## [RECORDED INFORMATION]
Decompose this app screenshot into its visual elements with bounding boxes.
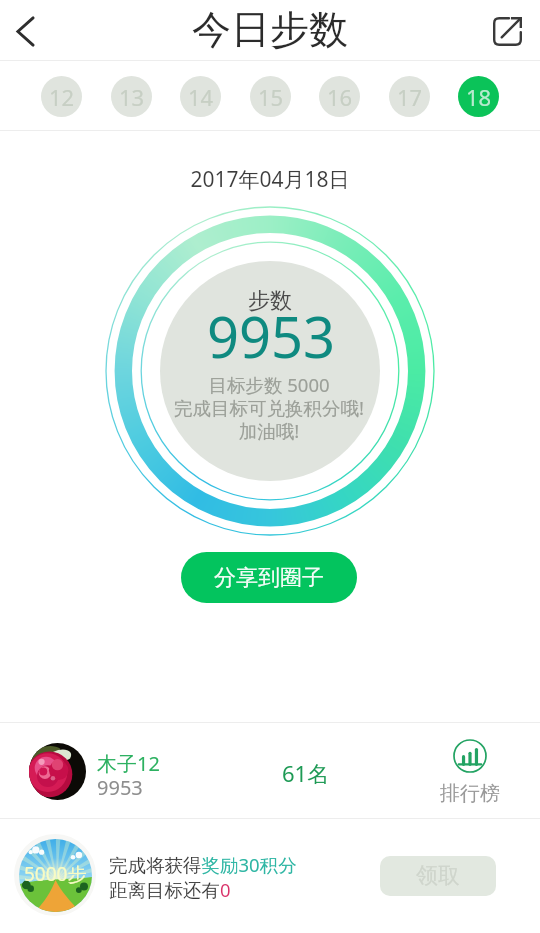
staticText: 分享到圈子 (214, 564, 324, 592)
staticText: 2017年04月18日 (0, 165, 540, 194)
staticText: 木子12 (97, 750, 160, 777)
button[interactable]: Back (0, 3, 56, 59)
button[interactable]: 分享到圈子 (181, 552, 357, 603)
staticText: 今日步数 (192, 5, 348, 54)
button[interactable]: 17 (389, 76, 430, 117)
button[interactable]: 领取 (380, 856, 496, 896)
staticText: 5000步 (24, 861, 87, 887)
button[interactable]: 15 (250, 76, 291, 117)
staticText: 步数 (102, 287, 438, 315)
staticText: 完成将获得奖励30积分 (109, 852, 297, 877)
button[interactable]: 木子12 (0, 723, 540, 818)
staticText: 9953 (103, 298, 439, 374)
button[interactable]: 14 (180, 76, 221, 117)
staticText: 距离目标还有0 (109, 877, 231, 902)
button[interactable]: 12 (41, 76, 82, 117)
staticText: 16 (327, 82, 353, 112)
staticText: 12 (49, 82, 75, 112)
button[interactable]: Share (484, 3, 540, 59)
button[interactable]: 13 (111, 76, 152, 117)
staticText: 17 (397, 82, 423, 112)
staticText: 排行榜 (440, 781, 500, 806)
button[interactable]: 18 (458, 76, 499, 117)
staticText: 9953 (97, 774, 143, 801)
staticText: 18 (466, 82, 492, 112)
button[interactable]: 16 (319, 76, 360, 117)
staticText: 13 (119, 82, 145, 112)
staticText: 14 (188, 82, 214, 112)
staticText: 15 (258, 82, 284, 112)
staticText: 领取 (416, 862, 460, 890)
staticText: 目标步数 5000 完成目标可兑换积分哦! 加油哦! (101, 372, 437, 443)
staticText: 61名 (282, 758, 330, 788)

## [SET EXERCISE]
Please quote all of the items above word for word, leaving the pictures out.

## [REPLY TO THE TASK]
Decompose this app screenshot into its visual elements with bounding boxes.
staticText: 分享到圈子 (214, 564, 324, 592)
staticText: 2017年04月18日 (0, 165, 540, 194)
staticText: 木子12 (97, 750, 160, 777)
button[interactable]: Back (0, 3, 56, 59)
button[interactable]: 分享到圈子 (181, 552, 357, 603)
staticText: 今日步数 (192, 5, 348, 54)
button[interactable]: 17 (389, 76, 430, 117)
button[interactable]: 领取 (380, 856, 496, 896)
staticText: 5000步 (24, 861, 87, 887)
button[interactable]: 15 (250, 76, 291, 117)
staticText: 步数 (102, 287, 438, 315)
staticText: 完成将获得奖励30积分 (109, 852, 297, 877)
button[interactable]: 木子12 (0, 723, 540, 818)
staticText: 9953 (103, 298, 439, 374)
button[interactable]: 14 (180, 76, 221, 117)
staticText: 距离目标还有0 (109, 877, 231, 902)
button[interactable]: 12 (41, 76, 82, 117)
staticText: 16 (327, 82, 353, 112)
staticText: 12 (49, 82, 75, 112)
button[interactable]: Share (484, 3, 540, 59)
button[interactable]: 13 (111, 76, 152, 117)
staticText: 17 (397, 82, 423, 112)
staticText: 排行榜 (440, 781, 500, 806)
button[interactable]: 18 (458, 76, 499, 117)
staticText: 9953 (97, 774, 143, 801)
staticText: 18 (466, 82, 492, 112)
button[interactable]: 16 (319, 76, 360, 117)
staticText: 13 (119, 82, 145, 112)
staticText: 14 (188, 82, 214, 112)
staticText: 15 (258, 82, 284, 112)
staticText: 领取 (416, 862, 460, 890)
staticText: 目标步数 5000 完成目标可兑换积分哦! 加油哦! (101, 372, 437, 443)
staticText: 61名 (282, 758, 330, 788)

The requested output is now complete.